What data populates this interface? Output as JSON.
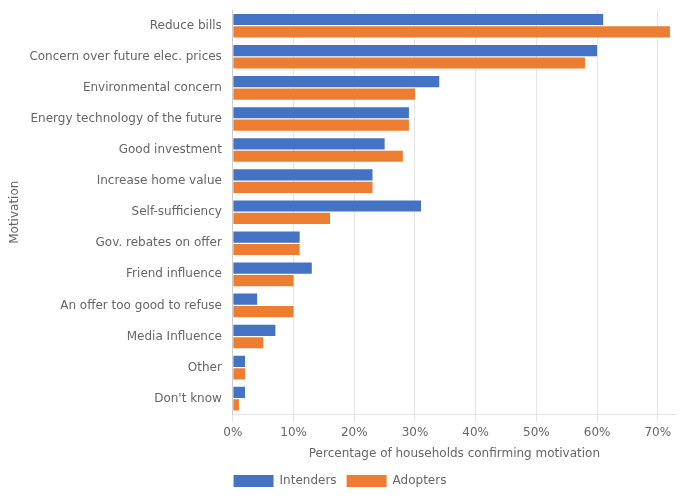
{
  "chart_data": {
    "type": "bar",
    "orientation": "horizontal",
    "categories": [
      "Don't know",
      "Other",
      "Media Influence",
      "An offer too good to refuse",
      "Friend influence",
      "Gov. rebates on offer",
      "Self-sufficiency",
      "Increase home value",
      "Good investment",
      "Energy technology of the future",
      "Environmental concern",
      "Concern over future elec. prices",
      "Reduce bills"
    ],
    "series": [
      {
        "name": "Intenders",
        "color": "#4472C4",
        "values": [
          2,
          2,
          7,
          4,
          13,
          11,
          31,
          23,
          25,
          29,
          34,
          60,
          61
        ]
      },
      {
        "name": "Adopters",
        "color": "#ED7D31",
        "values": [
          1,
          2,
          5,
          10,
          10,
          11,
          16,
          23,
          28,
          29,
          30,
          58,
          72
        ]
      }
    ],
    "xlabel": "Percentage of households confirming motivation",
    "ylabel": "Motivation",
    "xlim": [
      0,
      73
    ],
    "xticks": [
      {
        "value": 0,
        "label": "0%"
      },
      {
        "value": 10,
        "label": "10%"
      },
      {
        "value": 20,
        "label": "20%"
      },
      {
        "value": 30,
        "label": "30%"
      },
      {
        "value": 40,
        "label": "40%"
      },
      {
        "value": 50,
        "label": "50%"
      },
      {
        "value": 60,
        "label": "60%"
      },
      {
        "value": 70,
        "label": "70%"
      }
    ],
    "grid": true,
    "legend": "bottom"
  }
}
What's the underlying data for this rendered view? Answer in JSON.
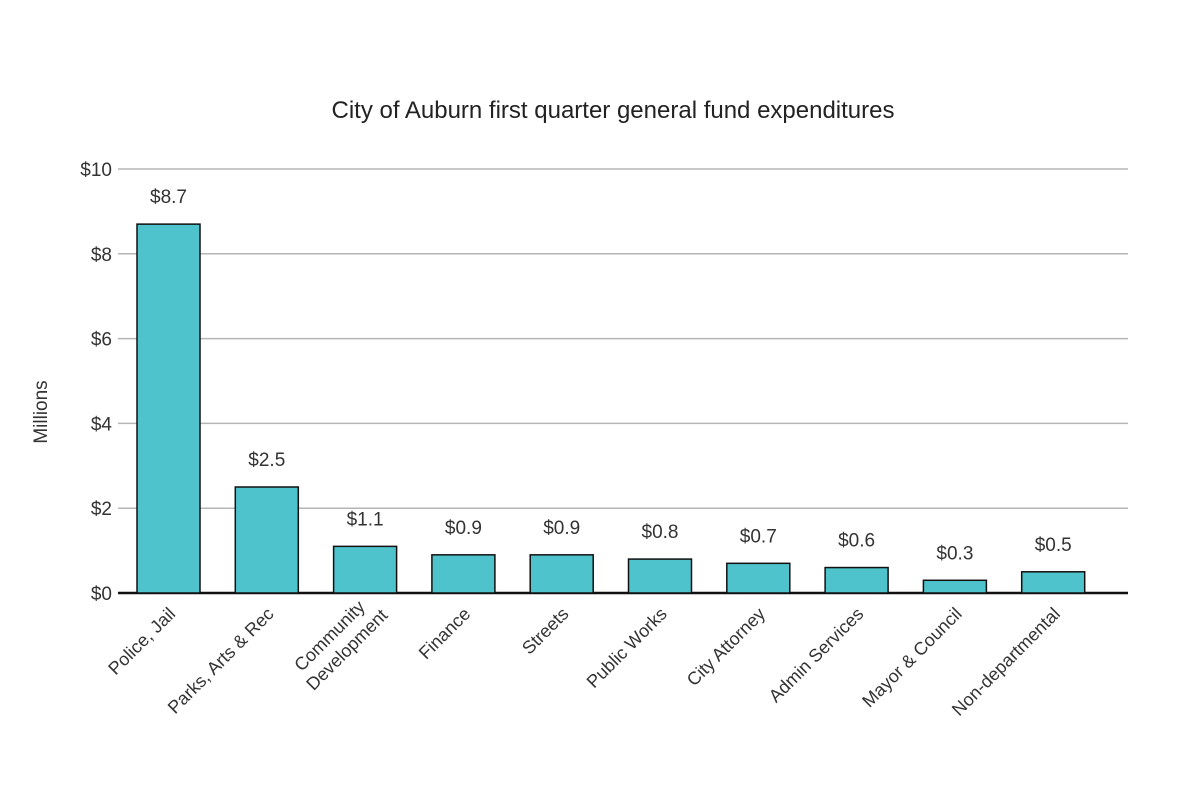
{
  "chart_data": {
    "type": "bar",
    "title": "City of Auburn first quarter general fund expenditures",
    "xlabel": "",
    "ylabel": "Millions",
    "ylim": [
      0,
      10
    ],
    "yticks": [
      0,
      2,
      4,
      6,
      8,
      10
    ],
    "ytick_labels": [
      "$0",
      "$2",
      "$4",
      "$6",
      "$8",
      "$10"
    ],
    "grid": true,
    "categories": [
      "Police, Jail",
      "Parks, Arts & Rec",
      "Community Development",
      "Finance",
      "Streets",
      "Public Works",
      "City Attorney",
      "Admin Services",
      "Mayor & Council",
      "Non-departmental"
    ],
    "values": [
      8.7,
      2.5,
      1.1,
      0.9,
      0.9,
      0.8,
      0.7,
      0.6,
      0.3,
      0.5
    ],
    "data_labels": [
      "$8.7",
      "$2.5",
      "$1.1",
      "$0.9",
      "$0.9",
      "$0.8",
      "$0.7",
      "$0.6",
      "$0.3",
      "$0.5"
    ],
    "bar_color": "#4fc3cb",
    "bar_edge_color": "#111111",
    "grid_color": "#b5b5b5"
  }
}
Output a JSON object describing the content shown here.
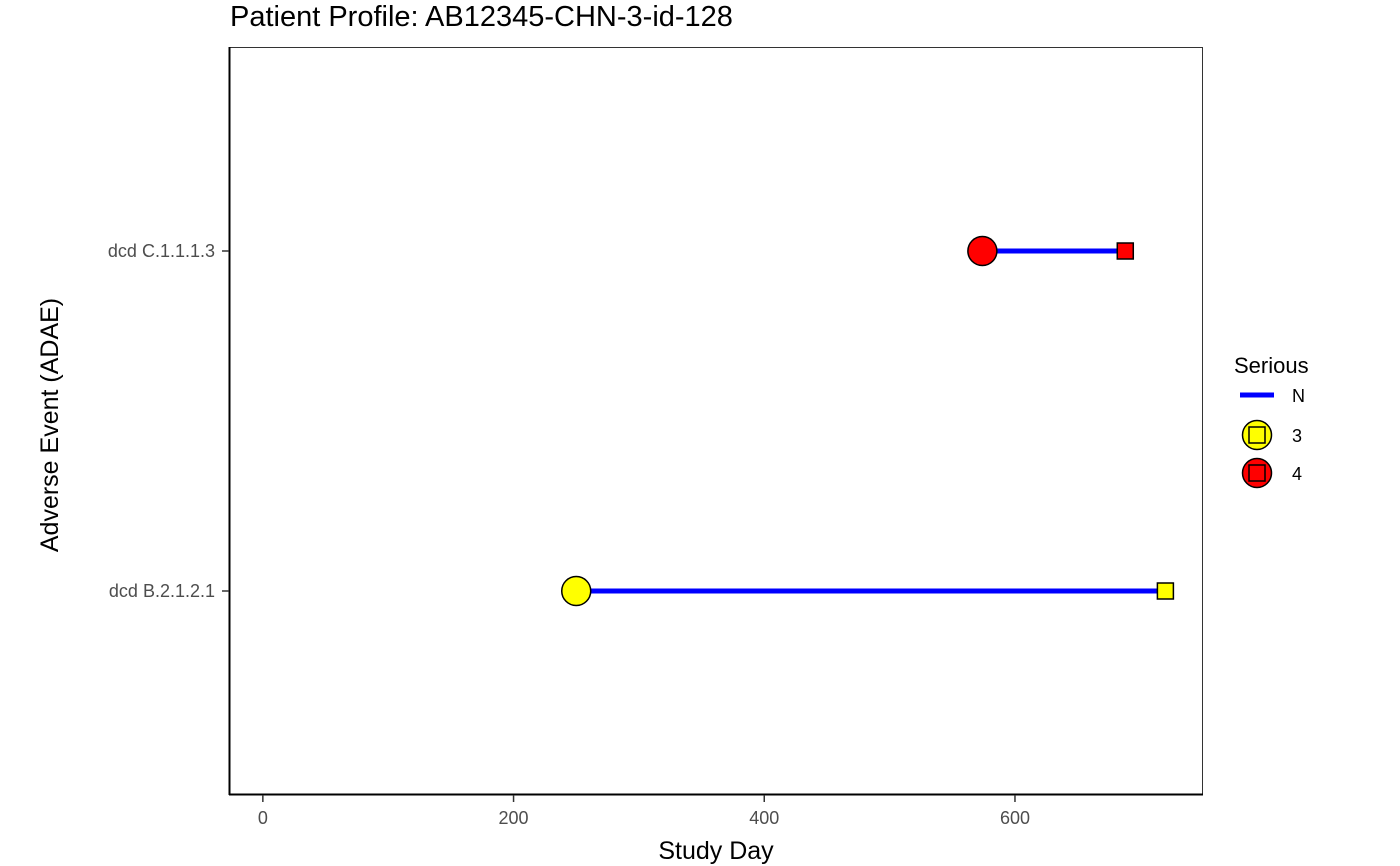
{
  "chart_data": {
    "type": "timeline",
    "title": "Patient Profile:  AB12345-CHN-3-id-128",
    "xlabel": "Study Day",
    "ylabel": "Adverse Event (ADAE)",
    "xlim": [
      -27,
      750
    ],
    "x_ticks": [
      0,
      200,
      400,
      600
    ],
    "categories": [
      "dcd C.1.1.1.3",
      "dcd B.2.1.2.1"
    ],
    "events": [
      {
        "category": "dcd C.1.1.1.3",
        "start": 574,
        "end": 688,
        "serious": "N",
        "grade": "4"
      },
      {
        "category": "dcd B.2.1.2.1",
        "start": 250,
        "end": 720,
        "serious": "N",
        "grade": "3"
      }
    ],
    "legend": {
      "title": "Serious",
      "position": "right",
      "line_items": [
        {
          "label": "N",
          "color": "#0000ff"
        }
      ],
      "grade_items": [
        {
          "label": "3",
          "color": "#ffff00"
        },
        {
          "label": "4",
          "color": "#ff0000"
        }
      ]
    },
    "grid": false
  }
}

Goal :: Among the records above, how many lines carry the string "offer"? Reply with the number alone.

Task result :: 2